▸ **Direction**: Copy all of the records again, replacing every instance of "interactable" with "clickable" and leaving the rest unchanged. Leave the pictures out of your copy.
++++++++
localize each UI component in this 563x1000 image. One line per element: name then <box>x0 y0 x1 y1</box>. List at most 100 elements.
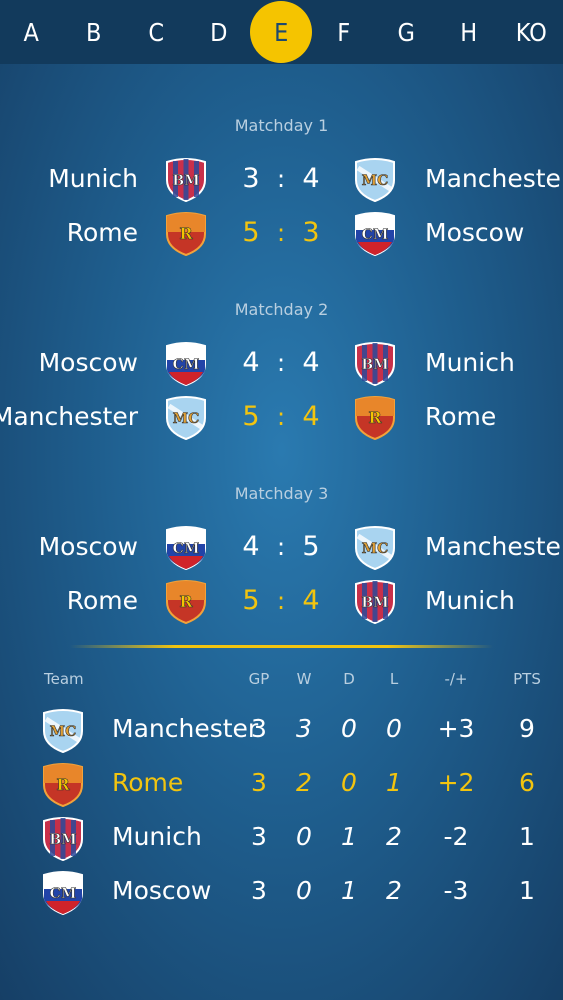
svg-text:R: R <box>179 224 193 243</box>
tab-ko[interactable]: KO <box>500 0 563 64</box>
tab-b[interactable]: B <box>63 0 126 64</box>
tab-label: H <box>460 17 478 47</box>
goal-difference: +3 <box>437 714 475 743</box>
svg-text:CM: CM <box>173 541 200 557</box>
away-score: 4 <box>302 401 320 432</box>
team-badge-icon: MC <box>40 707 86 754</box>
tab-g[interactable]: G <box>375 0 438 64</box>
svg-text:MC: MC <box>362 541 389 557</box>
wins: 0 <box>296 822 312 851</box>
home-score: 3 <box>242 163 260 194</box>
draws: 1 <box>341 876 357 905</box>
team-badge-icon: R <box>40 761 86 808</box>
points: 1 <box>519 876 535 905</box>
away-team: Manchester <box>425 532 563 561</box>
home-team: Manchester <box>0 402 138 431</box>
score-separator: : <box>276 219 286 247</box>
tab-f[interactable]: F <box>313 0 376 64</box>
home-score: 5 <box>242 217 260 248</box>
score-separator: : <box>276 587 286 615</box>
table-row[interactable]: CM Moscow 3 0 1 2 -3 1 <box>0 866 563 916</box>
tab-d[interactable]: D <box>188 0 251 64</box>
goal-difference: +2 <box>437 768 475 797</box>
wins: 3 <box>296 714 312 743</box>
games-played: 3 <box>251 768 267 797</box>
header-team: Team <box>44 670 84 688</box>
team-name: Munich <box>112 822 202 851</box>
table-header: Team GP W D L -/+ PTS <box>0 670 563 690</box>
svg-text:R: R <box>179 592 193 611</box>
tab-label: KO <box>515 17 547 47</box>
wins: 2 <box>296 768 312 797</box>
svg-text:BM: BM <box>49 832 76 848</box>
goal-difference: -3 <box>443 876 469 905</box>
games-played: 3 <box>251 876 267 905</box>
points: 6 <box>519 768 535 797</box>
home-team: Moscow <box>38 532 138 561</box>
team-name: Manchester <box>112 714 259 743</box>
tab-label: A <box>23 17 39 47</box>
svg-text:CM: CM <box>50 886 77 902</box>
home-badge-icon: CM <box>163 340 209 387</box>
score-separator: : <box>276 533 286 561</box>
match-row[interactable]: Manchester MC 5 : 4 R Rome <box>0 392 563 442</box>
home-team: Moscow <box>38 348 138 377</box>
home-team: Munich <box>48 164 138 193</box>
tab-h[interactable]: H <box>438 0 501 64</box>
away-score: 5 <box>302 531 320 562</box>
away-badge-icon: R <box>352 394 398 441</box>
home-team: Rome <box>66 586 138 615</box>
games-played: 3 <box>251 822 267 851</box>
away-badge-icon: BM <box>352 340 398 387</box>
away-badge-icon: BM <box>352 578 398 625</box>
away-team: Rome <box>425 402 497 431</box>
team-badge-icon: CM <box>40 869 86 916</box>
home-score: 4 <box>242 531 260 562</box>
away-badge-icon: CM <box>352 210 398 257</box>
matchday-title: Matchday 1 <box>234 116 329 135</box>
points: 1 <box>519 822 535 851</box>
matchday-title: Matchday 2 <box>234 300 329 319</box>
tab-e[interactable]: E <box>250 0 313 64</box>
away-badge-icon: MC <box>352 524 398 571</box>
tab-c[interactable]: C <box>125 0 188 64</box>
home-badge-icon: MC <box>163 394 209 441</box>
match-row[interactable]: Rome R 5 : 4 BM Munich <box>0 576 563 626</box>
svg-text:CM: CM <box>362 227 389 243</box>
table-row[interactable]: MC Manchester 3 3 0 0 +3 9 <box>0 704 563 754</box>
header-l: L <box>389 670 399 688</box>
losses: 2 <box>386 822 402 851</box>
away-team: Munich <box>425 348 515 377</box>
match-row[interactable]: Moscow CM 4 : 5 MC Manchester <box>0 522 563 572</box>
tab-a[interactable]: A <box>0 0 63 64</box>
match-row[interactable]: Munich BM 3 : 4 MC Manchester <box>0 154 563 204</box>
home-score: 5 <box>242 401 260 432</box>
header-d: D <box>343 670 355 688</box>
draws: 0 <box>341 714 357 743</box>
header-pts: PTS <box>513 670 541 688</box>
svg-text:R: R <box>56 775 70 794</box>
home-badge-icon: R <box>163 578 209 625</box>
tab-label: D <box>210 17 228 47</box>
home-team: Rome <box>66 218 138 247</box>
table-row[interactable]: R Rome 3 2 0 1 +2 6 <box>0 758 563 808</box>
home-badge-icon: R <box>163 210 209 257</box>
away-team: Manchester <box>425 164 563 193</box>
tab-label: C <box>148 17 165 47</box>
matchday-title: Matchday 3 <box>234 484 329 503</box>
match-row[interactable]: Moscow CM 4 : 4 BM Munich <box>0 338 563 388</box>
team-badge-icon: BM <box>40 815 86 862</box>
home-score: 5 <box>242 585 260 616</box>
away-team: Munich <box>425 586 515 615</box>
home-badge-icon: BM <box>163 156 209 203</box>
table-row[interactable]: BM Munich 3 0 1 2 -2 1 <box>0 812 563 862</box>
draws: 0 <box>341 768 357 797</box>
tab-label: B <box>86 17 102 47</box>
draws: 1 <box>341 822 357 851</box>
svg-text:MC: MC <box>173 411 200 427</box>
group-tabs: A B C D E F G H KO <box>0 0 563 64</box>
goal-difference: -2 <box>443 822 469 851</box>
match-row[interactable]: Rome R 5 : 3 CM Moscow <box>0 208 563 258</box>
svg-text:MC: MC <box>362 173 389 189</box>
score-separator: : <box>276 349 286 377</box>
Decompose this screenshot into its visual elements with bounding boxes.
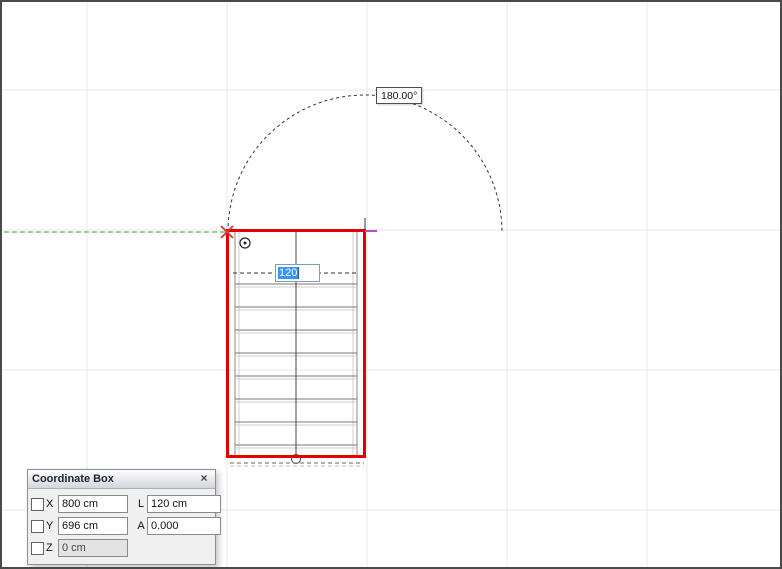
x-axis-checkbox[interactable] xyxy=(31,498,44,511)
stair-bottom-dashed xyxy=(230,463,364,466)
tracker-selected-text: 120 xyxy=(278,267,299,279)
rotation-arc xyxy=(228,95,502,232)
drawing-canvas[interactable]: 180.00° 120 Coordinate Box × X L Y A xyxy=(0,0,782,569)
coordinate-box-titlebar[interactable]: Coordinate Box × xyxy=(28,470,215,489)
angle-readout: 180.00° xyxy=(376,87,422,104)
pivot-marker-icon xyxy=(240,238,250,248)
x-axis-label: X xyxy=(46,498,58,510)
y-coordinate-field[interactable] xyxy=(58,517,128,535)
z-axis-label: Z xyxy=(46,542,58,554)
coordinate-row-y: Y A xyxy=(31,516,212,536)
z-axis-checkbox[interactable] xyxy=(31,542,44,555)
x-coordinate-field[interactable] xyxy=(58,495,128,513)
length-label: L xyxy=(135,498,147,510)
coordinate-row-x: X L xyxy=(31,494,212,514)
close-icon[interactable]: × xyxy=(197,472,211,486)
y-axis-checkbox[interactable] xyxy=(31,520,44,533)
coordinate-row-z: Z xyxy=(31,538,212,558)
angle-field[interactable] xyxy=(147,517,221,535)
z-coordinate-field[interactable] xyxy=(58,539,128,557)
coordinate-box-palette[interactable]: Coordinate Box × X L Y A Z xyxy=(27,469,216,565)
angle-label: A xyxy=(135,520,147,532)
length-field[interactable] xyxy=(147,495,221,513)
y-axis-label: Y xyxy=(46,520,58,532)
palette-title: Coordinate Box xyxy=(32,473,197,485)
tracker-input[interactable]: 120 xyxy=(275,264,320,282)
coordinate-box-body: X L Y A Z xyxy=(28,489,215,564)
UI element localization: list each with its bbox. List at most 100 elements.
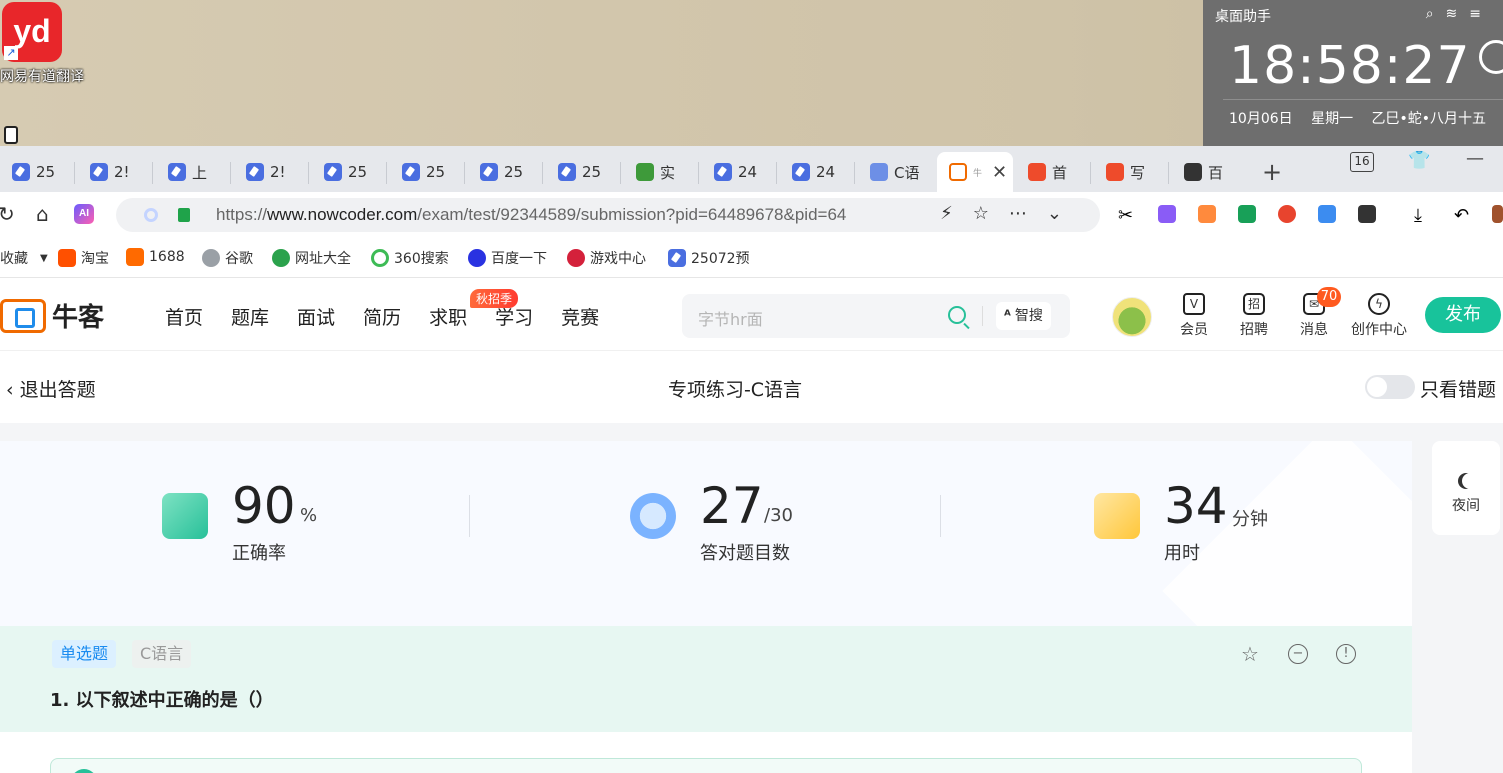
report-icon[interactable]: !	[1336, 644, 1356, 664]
++++++++
▸ **Exercise output**:
localize each UI component in this 563x1000 image. One line per element: name then <box>x0 y0 x1 y1</box>. List at most 100 elements.
svg-text:R: R <box>179 224 193 243</box>
tab-ko[clickable]: KO <box>500 0 563 64</box>
tab-b[clickable]: B <box>63 0 126 64</box>
tab-label: H <box>460 17 478 47</box>
goal-difference: +3 <box>437 714 475 743</box>
svg-text:CM: CM <box>173 541 200 557</box>
away-score: 4 <box>302 401 320 432</box>
team-badge-icon: MC <box>40 707 86 754</box>
tab-g[clickable]: G <box>375 0 438 64</box>
svg-text:MC: MC <box>362 541 389 557</box>
wins: 0 <box>296 822 312 851</box>
home-score: 3 <box>242 163 260 194</box>
draws: 1 <box>341 876 357 905</box>
team-badge-icon: R <box>40 761 86 808</box>
points: 1 <box>519 876 535 905</box>
away-team: Manchester <box>425 532 563 561</box>
home-team: Manchester <box>0 402 138 431</box>
score-separator: : <box>276 219 286 247</box>
tab-f[clickable]: F <box>313 0 376 64</box>
home-score: 5 <box>242 217 260 248</box>
score-separator: : <box>276 587 286 615</box>
table-row[clickable]: CM Moscow 3 0 1 2 -3 1 <box>0 866 563 916</box>
tab-d[clickable]: D <box>188 0 251 64</box>
goal-difference: +2 <box>437 768 475 797</box>
wins: 3 <box>296 714 312 743</box>
games-played: 3 <box>251 768 267 797</box>
header-team: Team <box>44 670 84 688</box>
team-name: Munich <box>112 822 202 851</box>
table-header: Team GP W D L -/+ PTS <box>0 670 563 690</box>
svg-text:R: R <box>179 592 193 611</box>
tab-label: KO <box>515 17 547 47</box>
wins: 2 <box>296 768 312 797</box>
svg-text:BM: BM <box>49 832 76 848</box>
goal-difference: -3 <box>443 876 469 905</box>
games-played: 3 <box>251 876 267 905</box>
points: 6 <box>519 768 535 797</box>
home-team: Moscow <box>38 532 138 561</box>
team-name: Manchester <box>112 714 259 743</box>
tab-label: A <box>23 17 39 47</box>
svg-text:CM: CM <box>50 886 77 902</box>
home-badge-icon: CM <box>163 340 209 387</box>
score-separator: : <box>276 533 286 561</box>
match-row[clickable]: Manchester MC 5 : 4 R Rome <box>0 392 563 442</box>
home-team: Moscow <box>38 348 138 377</box>
home-team: Munich <box>48 164 138 193</box>
tab-h[clickable]: H <box>438 0 501 64</box>
away-score: 5 <box>302 531 320 562</box>
away-badge-icon: R <box>352 394 398 441</box>
home-team: Rome <box>66 586 138 615</box>
games-played: 3 <box>251 822 267 851</box>
away-badge-icon: BM <box>352 340 398 387</box>
away-badge-icon: BM <box>352 578 398 625</box>
away-team: Rome <box>425 402 497 431</box>
team-badge-icon: CM <box>40 869 86 916</box>
home-score: 4 <box>242 531 260 562</box>
away-badge-icon: CM <box>352 210 398 257</box>
matchday-title: Matchday 1 <box>234 116 329 135</box>
points: 1 <box>519 822 535 851</box>
matchday-title: Matchday 2 <box>234 300 329 319</box>
tab-e[clickable]: E <box>250 0 313 64</box>
away-badge-icon: MC <box>352 524 398 571</box>
tab-c[clickable]: C <box>125 0 188 64</box>
home-badge-icon: MC <box>163 394 209 441</box>
match-row[clickable]: Rome R 5 : 4 BM Munich <box>0 576 563 626</box>
svg-text:CM: CM <box>362 227 389 243</box>
table-row[clickable]: MC Manchester 3 3 0 0 +3 9 <box>0 704 563 754</box>
header-l: L <box>389 670 399 688</box>
losses: 2 <box>386 822 402 851</box>
away-team: Munich <box>425 348 515 377</box>
match-row[clickable]: Moscow CM 4 : 5 MC Manchester <box>0 522 563 572</box>
tab-a[clickable]: A <box>0 0 63 64</box>
match-row[clickable]: Munich BM 3 : 4 MC Manchester <box>0 154 563 204</box>
home-score: 5 <box>242 401 260 432</box>
header-d: D <box>343 670 355 688</box>
draws: 0 <box>341 714 357 743</box>
header-pts: PTS <box>513 670 541 688</box>
svg-text:R: R <box>56 775 70 794</box>
home-badge-icon: R <box>163 578 209 625</box>
tab-label: D <box>210 17 228 47</box>
home-team: Rome <box>66 218 138 247</box>
table-row[clickable]: R Rome 3 2 0 1 +2 6 <box>0 758 563 808</box>
home-badge-icon: R <box>163 210 209 257</box>
away-team: Manchester <box>425 164 563 193</box>
tab-label: C <box>148 17 165 47</box>
matchday-title: Matchday 3 <box>234 484 329 503</box>
match-row[clickable]: Moscow CM 4 : 4 BM Munich <box>0 338 563 388</box>
team-badge-icon: BM <box>40 815 86 862</box>
home-score: 5 <box>242 585 260 616</box>
away-team: Munich <box>425 586 515 615</box>
home-badge-icon: BM <box>163 156 209 203</box>
table-row[clickable]: BM Munich 3 0 1 2 -2 1 <box>0 812 563 862</box>
draws: 0 <box>341 768 357 797</box>
tab-label: B <box>86 17 102 47</box>
draws: 1 <box>341 822 357 851</box>
svg-text:MC: MC <box>173 411 200 427</box>
group-tabs: A B C D E F G H KO <box>0 0 563 64</box>
goal-difference: -2 <box>443 822 469 851</box>
match-row[clickable]: Rome R 5 : 3 CM Moscow <box>0 208 563 258</box>
svg-text:MC: MC <box>362 173 389 189</box>
score-separator: : <box>276 349 286 377</box>
Decompose this screenshot into its visual elements with bounding boxes.
x-axis-checkbox[clickable] xyxy=(31,498,44,511)
stair-bottom-dashed xyxy=(230,463,364,466)
tracker-selected-text: 120 xyxy=(278,267,299,279)
rotation-arc xyxy=(228,95,502,232)
drawing-canvas[clickable]: 180.00° 120 Coordinate Box × X L Y A xyxy=(0,0,782,569)
coordinate-box-titlebar[clickable]: Coordinate Box × xyxy=(28,470,215,489)
angle-readout: 180.00° xyxy=(376,87,422,104)
pivot-marker-icon xyxy=(240,238,250,248)
x-axis-label: X xyxy=(46,498,58,510)
y-coordinate-field[clickable] xyxy=(58,517,128,535)
z-axis-label: Z xyxy=(46,542,58,554)
coordinate-row-y: Y A xyxy=(31,516,212,536)
z-axis-checkbox[clickable] xyxy=(31,542,44,555)
x-coordinate-field[clickable] xyxy=(58,495,128,513)
length-label: L xyxy=(135,498,147,510)
coordinate-row-x: X L xyxy=(31,494,212,514)
close-icon[clickable]: × xyxy=(197,472,211,486)
y-axis-checkbox[clickable] xyxy=(31,520,44,533)
coordinate-row-z: Z xyxy=(31,538,212,558)
angle-field[clickable] xyxy=(147,517,221,535)
z-coordinate-field[clickable] xyxy=(58,539,128,557)
coordinate-box-palette[clickable]: Coordinate Box × X L Y A Z xyxy=(27,469,216,565)
angle-label: A xyxy=(135,520,147,532)
length-field[clickable] xyxy=(147,495,221,513)
y-axis-label: Y xyxy=(46,520,58,532)
palette-title: Coordinate Box xyxy=(32,473,197,485)
tracker-input[clickable]: 120 xyxy=(275,264,320,282)
coordinate-box-body: X L Y A Z xyxy=(28,489,215,564)
UI element localization: list each with its bbox. List at most 100 elements.
report-icon[clickable]: !	[1336, 644, 1356, 664]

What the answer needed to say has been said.